◆ What the task asks: Return all the data below as it stands, minus the pictures.

[Data entries]
= = = = =
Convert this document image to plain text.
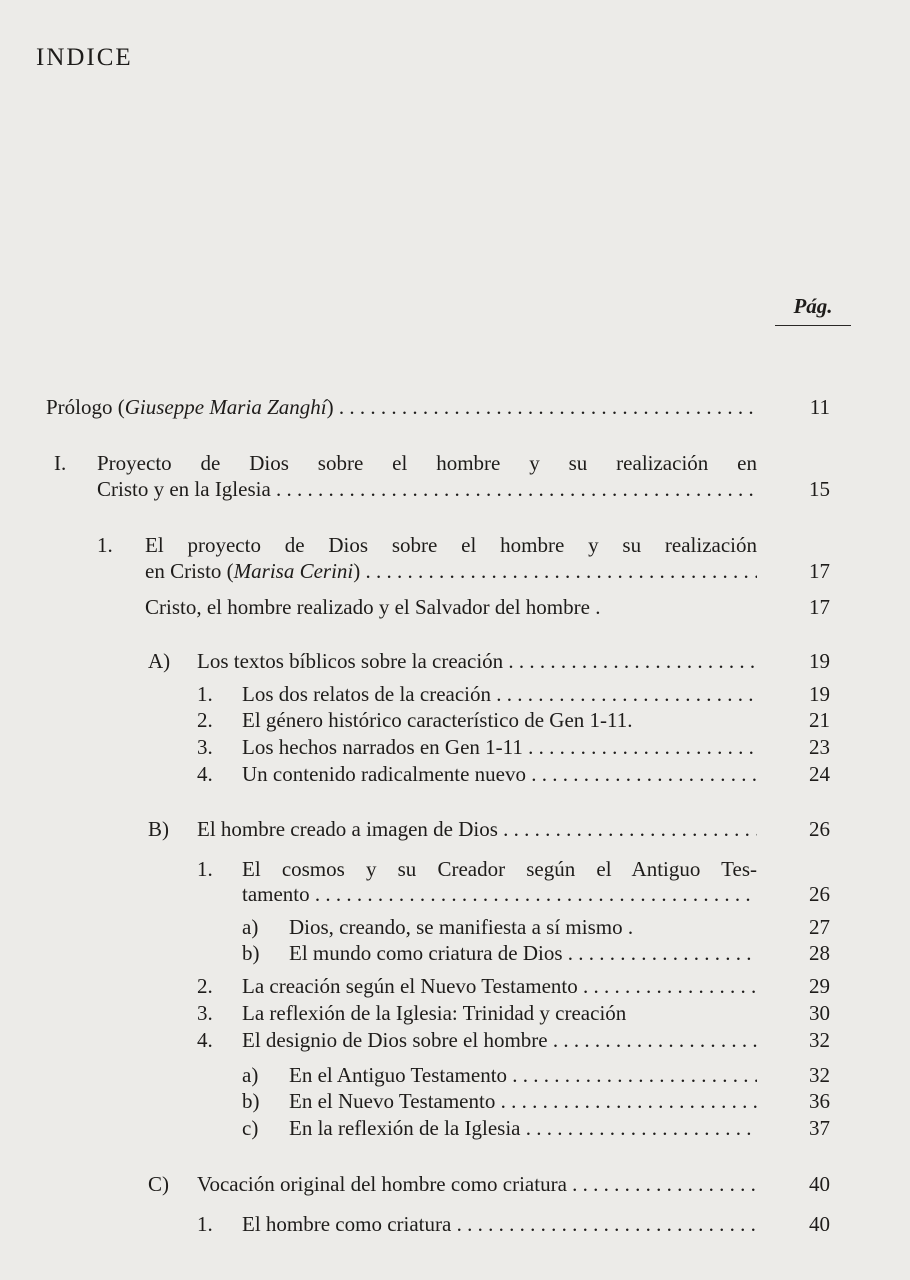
INDICE
Pág.
Prólogo (Giuseppe Maria Zanghí) . . .	11
I. Proyecto de Dios sobre el hombre y su realización en
Cristo y en la Iglesia . . .	15
1. El proyecto de Dios sobre el hombre y su realización
en Cristo (Marisa Cerini) . . .	17
Cristo, el hombre realizado y el Salvador del hombre .	17
A) Los textos bíblicos sobre la creación . . .	19
1. Los dos relatos de la creación . . .	19
2. El género histórico característico de Gen 1-11.	21
3. Los hechos narrados en Gen 1-11 . . .	23
4. Un contenido radicalmente nuevo . . .	24
B) El hombre creado a imagen de Dios . . .	26
1. El cosmos y su Creador según el Antiguo Tes-
tamento . . .	26
a) Dios, creando, se manifiesta a sí mismo .	27
b) El mundo como criatura de Dios . . .	28
2. La creación según el Nuevo Testamento . . .	29
3. La reflexión de la Iglesia: Trinidad y creación	30
4. El designio de Dios sobre el hombre . . .	32
a) En el Antiguo Testamento . . .	32
b) En el Nuevo Testamento . . .	36
c) En la reflexión de la Iglesia . . .	37
C) Vocación original del hombre como criatura . . .	40
1. El hombre como criatura . . .	40
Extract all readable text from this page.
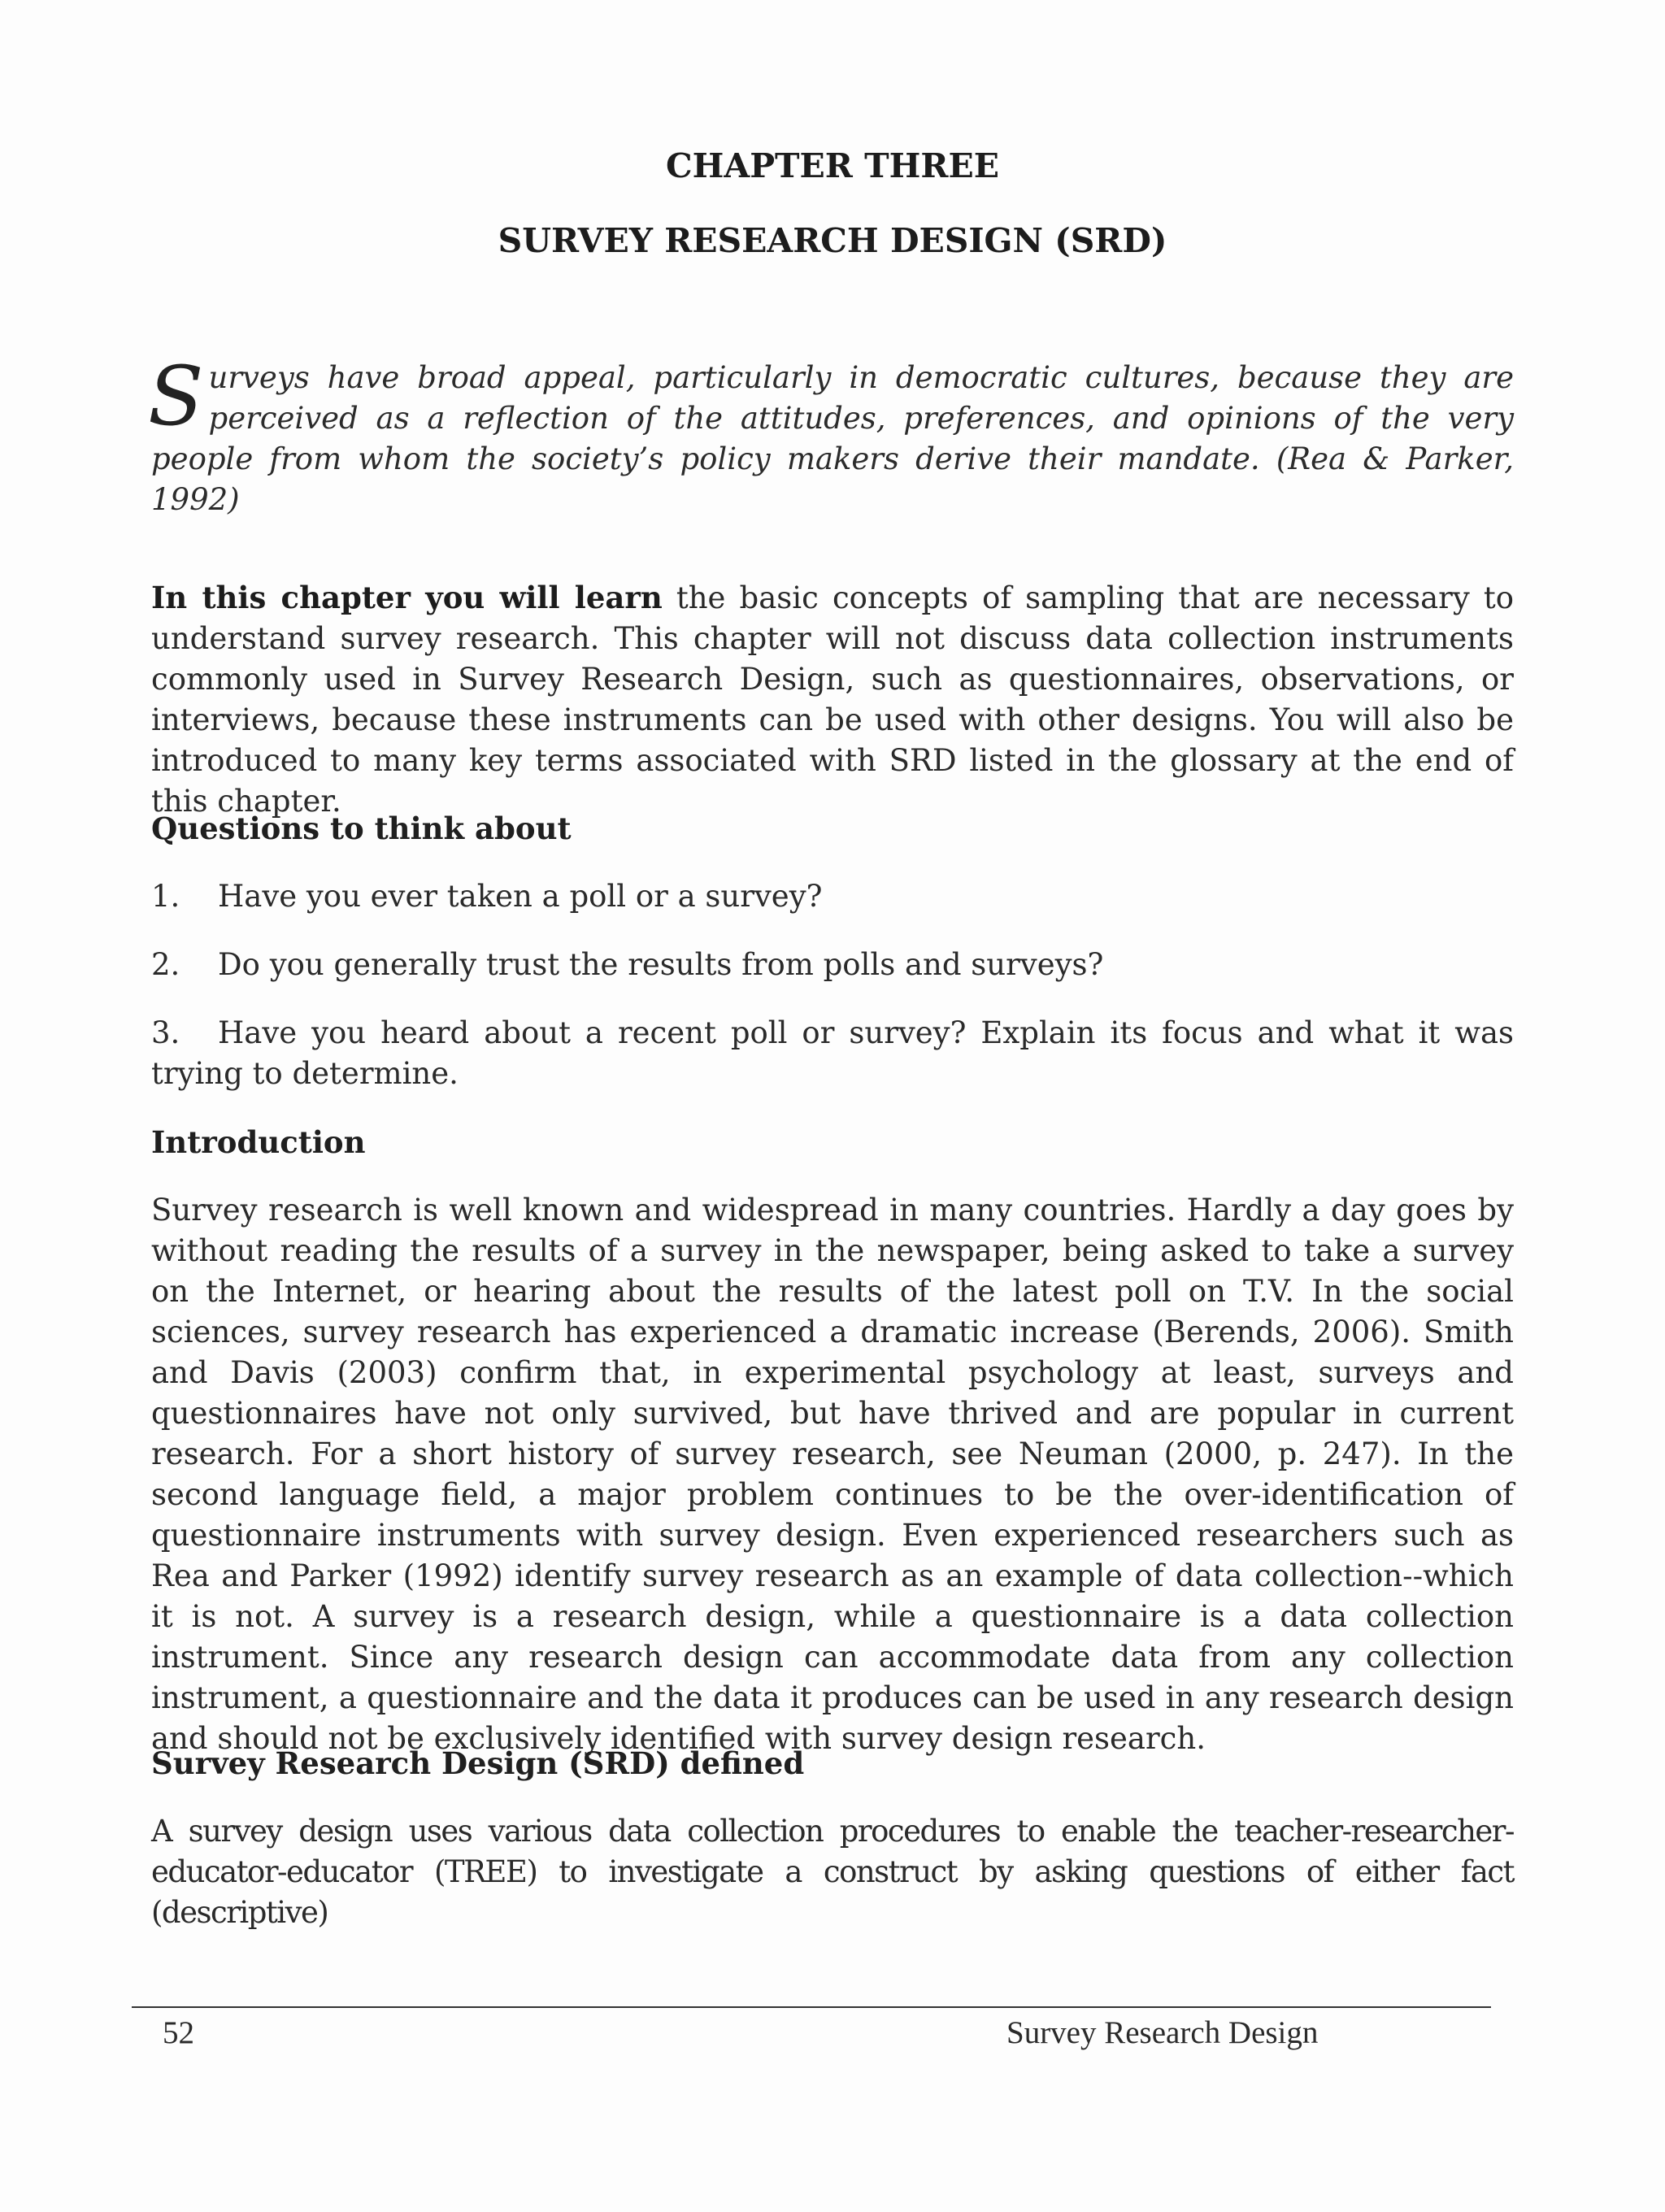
CHAPTER THREE
SURVEY RESEARCH DESIGN (SRD)
Surveys have broad appeal, particularly in democratic cultures, because they are perceived as a reflection of the attitudes, preferences, and opinions of the very people from whom the society’s policy makers derive their mandate. (Rea & Parker, 1992)
In this chapter you will learn the basic concepts of sampling that are necessary to understand survey research. This chapter will not discuss data collection instruments commonly used in Survey Research Design, such as questionnaires, observations, or interviews, because these instruments can be used with other designs. You will also be introduced to many key terms associated with SRD listed in the glossary at the end of this chapter.
Questions to think about
1. Have you ever taken a poll or a survey?
2. Do you generally trust the results from polls and surveys?
3. Have you heard about a recent poll or survey? Explain its focus and what it was trying to determine.
Introduction
Survey research is well known and widespread in many countries. Hardly a day goes by without reading the results of a survey in the newspaper, being asked to take a survey on the Internet, or hearing about the results of the latest poll on T.V. In the social sciences, survey research has experienced a dramatic increase (Berends, 2006). Smith and Davis (2003) confirm that, in experimental psychology at least, surveys and questionnaires have not only survived, but have thrived and are popular in current research. For a short history of survey research, see Neuman (2000, p. 247). In the second language field, a major problem continues to be the over-identification of questionnaire instruments with survey design. Even experienced researchers such as Rea and Parker (1992) identify survey research as an example of data collection--which it is not. A survey is a research design, while a questionnaire is a data collection instrument. Since any research design can accommodate data from any collection instrument, a questionnaire and the data it produces can be used in any research design and should not be exclusively identified with survey design research.
Survey Research Design (SRD) defined
A survey design uses various data collection procedures to enable the teacher-researcher-educator-educator (TREE) to investigate a construct by asking questions of either fact (descriptive)
52	Survey Research Design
= = = = =
◆ Response:
Convert this document image to plain text.
INDICE
Pág.
Prólogo (Giuseppe Maria Zanghí) . . .	11
I. Proyecto de Dios sobre el hombre y su realización en
Cristo y en la Iglesia . . .	15
1. El proyecto de Dios sobre el hombre y su realización
en Cristo (Marisa Cerini) . . .	17
Cristo, el hombre realizado y el Salvador del hombre .	17
A) Los textos bíblicos sobre la creación . . .	19
1. Los dos relatos de la creación . . .	19
2. El género histórico característico de Gen 1-11.	21
3. Los hechos narrados en Gen 1-11 . . .	23
4. Un contenido radicalmente nuevo . . .	24
B) El hombre creado a imagen de Dios . . .	26
1. El cosmos y su Creador según el Antiguo Tes-
tamento . . .	26
a) Dios, creando, se manifiesta a sí mismo .	27
b) El mundo como criatura de Dios . . .	28
2. La creación según el Nuevo Testamento . . .	29
3. La reflexión de la Iglesia: Trinidad y creación	30
4. El designio de Dios sobre el hombre . . .	32
a) En el Antiguo Testamento . . .	32
b) En el Nuevo Testamento . . .	36
c) En la reflexión de la Iglesia . . .	37
C) Vocación original del hombre como criatura . . .	40
1. El hombre como criatura . . .	40
Extract all readable text from this page.
CHAPTER THREE
SURVEY RESEARCH DESIGN (SRD)
Surveys have broad appeal, particularly in democratic cultures, because they are perceived as a reflection of the attitudes, preferences, and opinions of the very people from whom the society’s policy makers derive their mandate. (Rea & Parker, 1992)
In this chapter you will learn the basic concepts of sampling that are necessary to understand survey research. This chapter will not discuss data collection instruments commonly used in Survey Research Design, such as questionnaires, observations, or interviews, because these instruments can be used with other designs. You will also be introduced to many key terms associated with SRD listed in the glossary at the end of this chapter.
Questions to think about
1. Have you ever taken a poll or a survey?
2. Do you generally trust the results from polls and surveys?
3. Have you heard about a recent poll or survey? Explain its focus and what it was trying to determine.
Introduction
Survey research is well known and widespread in many countries. Hardly a day goes by without reading the results of a survey in the newspaper, being asked to take a survey on the Internet, or hearing about the results of the latest poll on T.V. In the social sciences, survey research has experienced a dramatic increase (Berends, 2006). Smith and Davis (2003) confirm that, in experimental psychology at least, surveys and questionnaires have not only survived, but have thrived and are popular in current research. For a short history of survey research, see Neuman (2000, p. 247). In the second language field, a major problem continues to be the over-identification of questionnaire instruments with survey design. Even experienced researchers such as Rea and Parker (1992) identify survey research as an example of data collection--which it is not. A survey is a research design, while a questionnaire is a data collection instrument. Since any research design can accommodate data from any collection instrument, a questionnaire and the data it produces can be used in any research design and should not be exclusively identified with survey design research.
Survey Research Design (SRD) defined
A survey design uses various data collection procedures to enable the teacher-researcher-educator-educator (TREE) to investigate a construct by asking questions of either fact (descriptive)
52	Survey Research Design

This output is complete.